Start of TEXT

 “The Treasury has been seeking to ‘protect’ a small minority of individuals who are in schemes whose rules by sheer accident of history give an ‘unqualified right’ to take benefits at age 55. While well meaning, these protections would create horrendous complexity and multiple unintended consequences for little real benefit. The pensions industry is united in calling for a radical rethink to keep things simpler and fairer across the board, while helping pension savers understand their entitlements so they can plan for their future.”

 Auto-enrolment reforms
 “Those earning less than £10,000 in total or those with multiple jobs all paying less than £10,000 currently miss out on being automatically enrolled into a workplace pension with an employer contribution. For them, changing the rules and thresholds here would offer a valuable step up in their pension savings. Women are more likely than men to fall into this trap so a change here would also help ‘level up’ and reduce the gender pensions gap.”
End of TEXT
Start of THE DATA
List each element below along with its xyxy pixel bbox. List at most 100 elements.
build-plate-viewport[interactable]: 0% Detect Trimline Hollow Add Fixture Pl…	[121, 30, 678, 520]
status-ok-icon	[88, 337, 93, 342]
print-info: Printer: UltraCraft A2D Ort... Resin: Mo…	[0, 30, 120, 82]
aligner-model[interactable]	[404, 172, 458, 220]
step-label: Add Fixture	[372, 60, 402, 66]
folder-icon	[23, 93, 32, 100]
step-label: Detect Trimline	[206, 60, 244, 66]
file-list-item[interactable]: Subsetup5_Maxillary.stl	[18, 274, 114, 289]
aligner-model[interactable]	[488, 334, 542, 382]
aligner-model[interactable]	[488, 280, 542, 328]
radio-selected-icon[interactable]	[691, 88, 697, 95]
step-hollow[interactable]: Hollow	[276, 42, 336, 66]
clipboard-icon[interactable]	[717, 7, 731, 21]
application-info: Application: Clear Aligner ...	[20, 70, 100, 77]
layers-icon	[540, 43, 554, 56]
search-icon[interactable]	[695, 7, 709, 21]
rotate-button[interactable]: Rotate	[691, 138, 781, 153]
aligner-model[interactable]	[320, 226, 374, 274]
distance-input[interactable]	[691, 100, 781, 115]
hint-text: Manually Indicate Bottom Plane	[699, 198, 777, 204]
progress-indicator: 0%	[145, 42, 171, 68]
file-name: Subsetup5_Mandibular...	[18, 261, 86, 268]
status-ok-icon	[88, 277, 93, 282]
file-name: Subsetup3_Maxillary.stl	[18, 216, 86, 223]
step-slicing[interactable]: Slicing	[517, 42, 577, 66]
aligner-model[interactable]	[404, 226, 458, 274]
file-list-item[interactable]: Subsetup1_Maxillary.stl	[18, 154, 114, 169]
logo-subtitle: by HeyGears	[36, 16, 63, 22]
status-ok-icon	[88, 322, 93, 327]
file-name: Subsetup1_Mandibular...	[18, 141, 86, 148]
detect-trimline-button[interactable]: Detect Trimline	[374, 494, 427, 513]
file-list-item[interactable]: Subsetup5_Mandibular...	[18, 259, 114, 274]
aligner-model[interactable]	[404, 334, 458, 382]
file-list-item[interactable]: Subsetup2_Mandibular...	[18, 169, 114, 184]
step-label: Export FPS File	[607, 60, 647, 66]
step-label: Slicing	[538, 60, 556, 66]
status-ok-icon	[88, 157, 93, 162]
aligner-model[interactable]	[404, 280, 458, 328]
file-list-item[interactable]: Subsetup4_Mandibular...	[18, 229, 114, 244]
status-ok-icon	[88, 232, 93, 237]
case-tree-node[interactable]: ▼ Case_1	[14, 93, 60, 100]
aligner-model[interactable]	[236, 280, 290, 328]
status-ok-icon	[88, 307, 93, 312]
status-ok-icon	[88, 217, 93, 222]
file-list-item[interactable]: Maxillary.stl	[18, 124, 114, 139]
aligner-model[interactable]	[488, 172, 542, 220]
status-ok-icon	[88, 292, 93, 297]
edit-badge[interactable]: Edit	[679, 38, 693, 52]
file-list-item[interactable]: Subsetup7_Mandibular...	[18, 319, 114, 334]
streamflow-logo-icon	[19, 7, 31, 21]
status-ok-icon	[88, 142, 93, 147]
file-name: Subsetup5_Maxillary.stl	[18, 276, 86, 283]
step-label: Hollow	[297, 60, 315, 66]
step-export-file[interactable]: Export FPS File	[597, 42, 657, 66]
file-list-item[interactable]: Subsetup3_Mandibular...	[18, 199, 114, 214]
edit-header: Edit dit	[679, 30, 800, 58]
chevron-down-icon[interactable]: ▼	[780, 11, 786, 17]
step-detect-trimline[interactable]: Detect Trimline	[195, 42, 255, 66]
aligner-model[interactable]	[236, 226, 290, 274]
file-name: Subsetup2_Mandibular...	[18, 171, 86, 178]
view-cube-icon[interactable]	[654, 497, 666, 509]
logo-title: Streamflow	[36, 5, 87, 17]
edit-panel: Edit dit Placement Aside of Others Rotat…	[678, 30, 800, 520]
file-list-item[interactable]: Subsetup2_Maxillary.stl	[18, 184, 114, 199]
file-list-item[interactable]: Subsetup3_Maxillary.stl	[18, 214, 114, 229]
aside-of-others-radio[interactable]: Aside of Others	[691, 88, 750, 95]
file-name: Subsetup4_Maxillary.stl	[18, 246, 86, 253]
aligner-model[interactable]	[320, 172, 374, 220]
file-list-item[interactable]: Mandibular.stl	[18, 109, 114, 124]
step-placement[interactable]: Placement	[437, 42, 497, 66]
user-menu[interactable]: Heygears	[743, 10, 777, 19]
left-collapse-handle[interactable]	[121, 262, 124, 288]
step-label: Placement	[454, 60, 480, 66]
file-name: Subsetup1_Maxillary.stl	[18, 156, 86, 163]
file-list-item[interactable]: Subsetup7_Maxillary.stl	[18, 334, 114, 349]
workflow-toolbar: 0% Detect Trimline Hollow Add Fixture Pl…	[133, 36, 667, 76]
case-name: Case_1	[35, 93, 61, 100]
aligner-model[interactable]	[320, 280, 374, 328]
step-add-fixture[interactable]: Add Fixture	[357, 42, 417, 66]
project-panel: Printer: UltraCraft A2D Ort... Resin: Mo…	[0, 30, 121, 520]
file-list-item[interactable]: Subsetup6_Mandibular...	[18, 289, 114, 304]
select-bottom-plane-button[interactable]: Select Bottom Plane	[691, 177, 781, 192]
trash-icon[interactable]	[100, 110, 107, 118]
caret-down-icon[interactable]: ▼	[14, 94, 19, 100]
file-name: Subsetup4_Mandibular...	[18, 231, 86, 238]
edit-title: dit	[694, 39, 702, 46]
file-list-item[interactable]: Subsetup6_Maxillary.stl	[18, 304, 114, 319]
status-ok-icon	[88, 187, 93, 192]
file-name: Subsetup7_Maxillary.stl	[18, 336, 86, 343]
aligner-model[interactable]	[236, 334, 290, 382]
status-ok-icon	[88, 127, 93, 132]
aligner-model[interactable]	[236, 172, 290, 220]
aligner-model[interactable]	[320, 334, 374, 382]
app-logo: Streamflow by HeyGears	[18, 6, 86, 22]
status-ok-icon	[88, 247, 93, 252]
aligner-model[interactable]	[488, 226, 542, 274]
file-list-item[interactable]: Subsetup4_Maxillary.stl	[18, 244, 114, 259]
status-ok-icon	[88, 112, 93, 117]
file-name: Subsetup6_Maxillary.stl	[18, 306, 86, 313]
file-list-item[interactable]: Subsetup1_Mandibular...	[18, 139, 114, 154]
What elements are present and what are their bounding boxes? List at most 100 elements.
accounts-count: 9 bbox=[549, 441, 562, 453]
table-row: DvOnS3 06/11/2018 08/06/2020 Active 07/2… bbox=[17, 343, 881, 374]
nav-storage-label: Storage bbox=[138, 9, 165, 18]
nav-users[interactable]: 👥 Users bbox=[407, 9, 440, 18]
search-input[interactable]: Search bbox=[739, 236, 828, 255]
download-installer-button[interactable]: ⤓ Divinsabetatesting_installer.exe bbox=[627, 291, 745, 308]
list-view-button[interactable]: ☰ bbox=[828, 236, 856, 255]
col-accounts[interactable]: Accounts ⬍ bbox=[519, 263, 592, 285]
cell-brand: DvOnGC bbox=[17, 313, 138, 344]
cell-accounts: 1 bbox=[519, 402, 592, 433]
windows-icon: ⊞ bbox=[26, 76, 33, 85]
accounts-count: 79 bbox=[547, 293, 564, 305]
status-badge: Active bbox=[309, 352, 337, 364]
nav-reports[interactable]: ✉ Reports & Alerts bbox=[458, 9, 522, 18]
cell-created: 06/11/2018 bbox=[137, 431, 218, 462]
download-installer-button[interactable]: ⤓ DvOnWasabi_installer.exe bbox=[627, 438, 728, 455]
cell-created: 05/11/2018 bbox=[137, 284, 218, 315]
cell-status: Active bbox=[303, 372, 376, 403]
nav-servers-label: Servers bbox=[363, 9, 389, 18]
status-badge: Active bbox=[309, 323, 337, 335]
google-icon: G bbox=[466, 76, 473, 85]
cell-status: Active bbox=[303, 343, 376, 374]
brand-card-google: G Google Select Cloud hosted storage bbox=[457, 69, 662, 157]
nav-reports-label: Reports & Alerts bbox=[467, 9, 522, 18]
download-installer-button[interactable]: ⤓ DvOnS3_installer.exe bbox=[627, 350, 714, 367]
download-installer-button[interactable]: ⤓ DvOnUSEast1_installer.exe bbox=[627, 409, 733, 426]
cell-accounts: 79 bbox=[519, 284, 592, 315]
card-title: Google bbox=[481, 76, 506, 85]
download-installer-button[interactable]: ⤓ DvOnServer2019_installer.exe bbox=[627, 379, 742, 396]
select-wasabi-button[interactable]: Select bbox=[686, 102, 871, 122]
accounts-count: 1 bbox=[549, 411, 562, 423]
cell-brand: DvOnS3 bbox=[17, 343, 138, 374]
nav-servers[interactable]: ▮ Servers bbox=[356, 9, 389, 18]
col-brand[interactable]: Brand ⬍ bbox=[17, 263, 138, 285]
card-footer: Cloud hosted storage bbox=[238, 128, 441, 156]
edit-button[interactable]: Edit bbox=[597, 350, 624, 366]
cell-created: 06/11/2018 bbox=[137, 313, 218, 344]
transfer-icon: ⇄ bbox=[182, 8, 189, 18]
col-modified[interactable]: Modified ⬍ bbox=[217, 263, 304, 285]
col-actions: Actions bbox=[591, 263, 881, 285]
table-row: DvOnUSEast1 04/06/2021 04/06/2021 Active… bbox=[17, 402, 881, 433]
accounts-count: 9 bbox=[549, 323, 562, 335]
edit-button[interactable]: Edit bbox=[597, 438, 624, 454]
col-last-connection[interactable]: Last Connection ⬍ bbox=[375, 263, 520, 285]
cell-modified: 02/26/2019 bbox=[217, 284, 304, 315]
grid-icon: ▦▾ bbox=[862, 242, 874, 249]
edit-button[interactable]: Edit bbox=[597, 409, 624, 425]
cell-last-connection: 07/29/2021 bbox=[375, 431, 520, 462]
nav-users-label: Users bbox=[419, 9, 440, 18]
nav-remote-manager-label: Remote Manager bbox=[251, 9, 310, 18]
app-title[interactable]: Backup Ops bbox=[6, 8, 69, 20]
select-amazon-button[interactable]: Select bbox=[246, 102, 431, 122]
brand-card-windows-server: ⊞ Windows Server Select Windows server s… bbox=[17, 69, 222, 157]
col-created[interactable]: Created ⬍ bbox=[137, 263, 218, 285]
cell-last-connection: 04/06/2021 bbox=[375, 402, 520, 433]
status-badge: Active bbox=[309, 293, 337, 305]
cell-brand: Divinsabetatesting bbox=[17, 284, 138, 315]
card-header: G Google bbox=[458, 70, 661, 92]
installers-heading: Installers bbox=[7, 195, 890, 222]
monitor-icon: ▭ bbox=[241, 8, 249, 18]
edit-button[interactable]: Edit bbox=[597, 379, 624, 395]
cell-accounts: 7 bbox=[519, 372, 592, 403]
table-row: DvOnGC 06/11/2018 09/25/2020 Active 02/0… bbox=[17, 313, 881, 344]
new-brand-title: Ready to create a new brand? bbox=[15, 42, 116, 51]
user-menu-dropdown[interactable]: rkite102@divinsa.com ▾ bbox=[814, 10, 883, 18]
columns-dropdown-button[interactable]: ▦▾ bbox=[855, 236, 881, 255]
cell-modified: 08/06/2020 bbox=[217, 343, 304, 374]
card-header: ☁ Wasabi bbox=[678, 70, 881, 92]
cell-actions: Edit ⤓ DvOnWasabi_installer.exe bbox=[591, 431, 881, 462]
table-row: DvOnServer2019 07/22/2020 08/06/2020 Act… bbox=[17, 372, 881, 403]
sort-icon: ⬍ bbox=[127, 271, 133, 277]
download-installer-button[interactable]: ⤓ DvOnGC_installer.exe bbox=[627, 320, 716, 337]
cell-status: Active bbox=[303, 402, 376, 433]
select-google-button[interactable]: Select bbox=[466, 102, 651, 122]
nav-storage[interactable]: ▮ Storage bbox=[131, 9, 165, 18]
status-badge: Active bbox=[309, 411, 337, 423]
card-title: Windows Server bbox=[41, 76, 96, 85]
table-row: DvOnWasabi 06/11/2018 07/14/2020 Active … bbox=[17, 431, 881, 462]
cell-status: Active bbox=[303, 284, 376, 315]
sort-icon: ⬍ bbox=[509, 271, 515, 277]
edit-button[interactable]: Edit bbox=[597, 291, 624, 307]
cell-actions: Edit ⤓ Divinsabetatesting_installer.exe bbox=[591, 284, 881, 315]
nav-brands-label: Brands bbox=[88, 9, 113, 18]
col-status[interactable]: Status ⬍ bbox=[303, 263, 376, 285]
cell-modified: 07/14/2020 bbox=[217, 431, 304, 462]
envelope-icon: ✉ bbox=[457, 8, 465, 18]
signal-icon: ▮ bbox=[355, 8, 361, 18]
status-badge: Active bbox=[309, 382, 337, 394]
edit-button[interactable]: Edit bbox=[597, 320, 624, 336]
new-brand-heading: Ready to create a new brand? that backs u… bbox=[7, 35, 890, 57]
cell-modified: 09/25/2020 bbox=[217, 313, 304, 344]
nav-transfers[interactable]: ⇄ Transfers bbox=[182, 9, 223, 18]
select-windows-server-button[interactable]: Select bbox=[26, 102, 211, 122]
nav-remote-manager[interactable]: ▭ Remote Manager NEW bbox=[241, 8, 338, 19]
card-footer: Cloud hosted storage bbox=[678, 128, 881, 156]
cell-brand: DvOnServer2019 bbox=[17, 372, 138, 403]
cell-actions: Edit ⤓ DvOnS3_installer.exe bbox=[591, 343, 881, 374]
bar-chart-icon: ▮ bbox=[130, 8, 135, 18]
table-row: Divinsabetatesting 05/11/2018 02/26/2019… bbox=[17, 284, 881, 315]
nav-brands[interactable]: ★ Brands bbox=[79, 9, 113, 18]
End of THE DATA
**DIRECTIONS:**
**a)** List every word or phrase that the pensions text sets in single quotation marks.
**b)** Answer these questions from the pensions text:
(i) At what age do some scheme rules give an "unqualified right" to take benefits?
(ii) Below what total earnings do people currently miss out on automatic enrollment into a workplace pension?
(iii) Which group is more likely than men to fall into this trap?

**RESULTS:**
**a)**
protect
unqualified right
level up

**b)**
(i) 55
(ii) £10,000
(iii) Women